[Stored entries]
^^^^
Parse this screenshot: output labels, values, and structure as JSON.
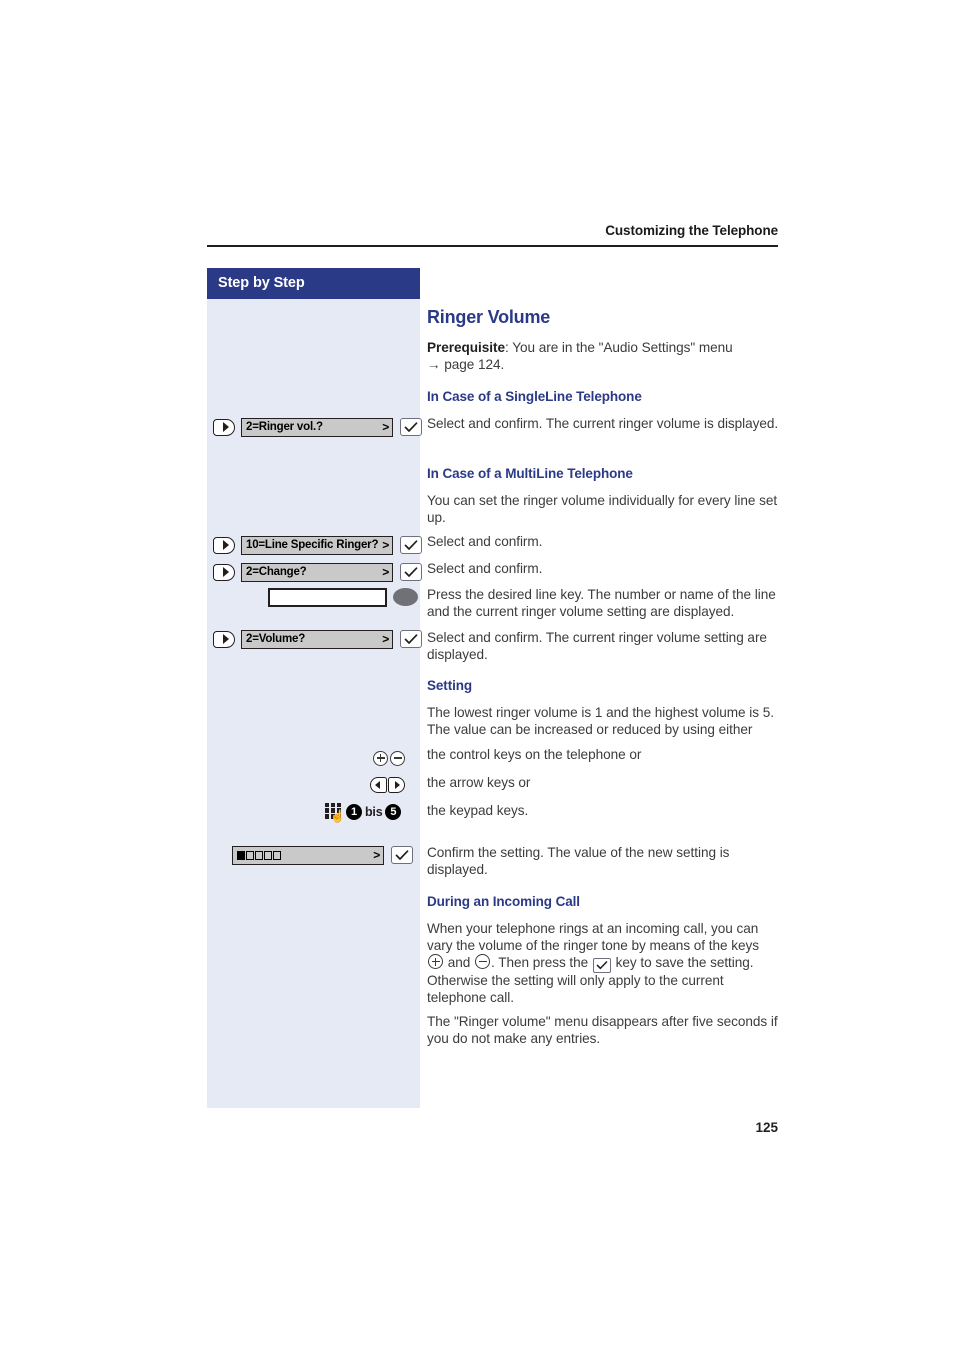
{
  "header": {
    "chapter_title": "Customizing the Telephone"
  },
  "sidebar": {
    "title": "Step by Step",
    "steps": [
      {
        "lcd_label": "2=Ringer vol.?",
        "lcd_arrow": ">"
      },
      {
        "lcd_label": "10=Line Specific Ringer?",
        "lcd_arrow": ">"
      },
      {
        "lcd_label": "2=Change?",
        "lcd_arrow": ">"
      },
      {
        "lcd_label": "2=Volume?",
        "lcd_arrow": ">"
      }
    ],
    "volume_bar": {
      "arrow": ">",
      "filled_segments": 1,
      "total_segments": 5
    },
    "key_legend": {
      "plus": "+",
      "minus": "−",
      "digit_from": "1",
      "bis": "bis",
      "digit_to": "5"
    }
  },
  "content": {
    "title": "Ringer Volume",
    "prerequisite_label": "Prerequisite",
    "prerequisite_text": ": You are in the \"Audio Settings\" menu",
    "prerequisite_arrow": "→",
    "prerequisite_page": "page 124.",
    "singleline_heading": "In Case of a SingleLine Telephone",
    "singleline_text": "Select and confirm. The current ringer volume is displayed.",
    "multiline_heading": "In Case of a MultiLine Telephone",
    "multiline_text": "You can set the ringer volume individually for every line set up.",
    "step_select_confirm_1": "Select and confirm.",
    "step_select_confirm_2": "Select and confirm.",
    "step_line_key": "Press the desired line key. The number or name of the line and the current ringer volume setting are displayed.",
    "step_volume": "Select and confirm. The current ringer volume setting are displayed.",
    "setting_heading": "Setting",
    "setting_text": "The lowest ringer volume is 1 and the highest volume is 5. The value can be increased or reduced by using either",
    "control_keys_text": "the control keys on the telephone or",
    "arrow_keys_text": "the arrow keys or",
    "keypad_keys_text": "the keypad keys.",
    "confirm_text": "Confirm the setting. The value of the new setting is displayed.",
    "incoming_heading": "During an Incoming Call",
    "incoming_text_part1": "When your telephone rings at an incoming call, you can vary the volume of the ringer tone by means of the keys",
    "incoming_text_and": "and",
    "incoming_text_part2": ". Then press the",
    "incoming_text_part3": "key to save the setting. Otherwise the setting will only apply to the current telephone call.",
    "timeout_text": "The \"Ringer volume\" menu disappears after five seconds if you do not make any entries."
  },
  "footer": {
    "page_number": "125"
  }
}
^^^^
→ **SHORT EXERCISE**
Scan the entries above for the word "Select" and collect each line holding it.

→ **SOLUTION FOR THIS EXERCISE**
    "singleline_text": "Select and confirm. The current ringer volume is displayed.",
    "step_select_confirm_1": "Select and confirm.",
    "step_select_confirm_2": "Select and confirm.",
    "step_volume": "Select and confirm. The current ringer volume setting are displayed.",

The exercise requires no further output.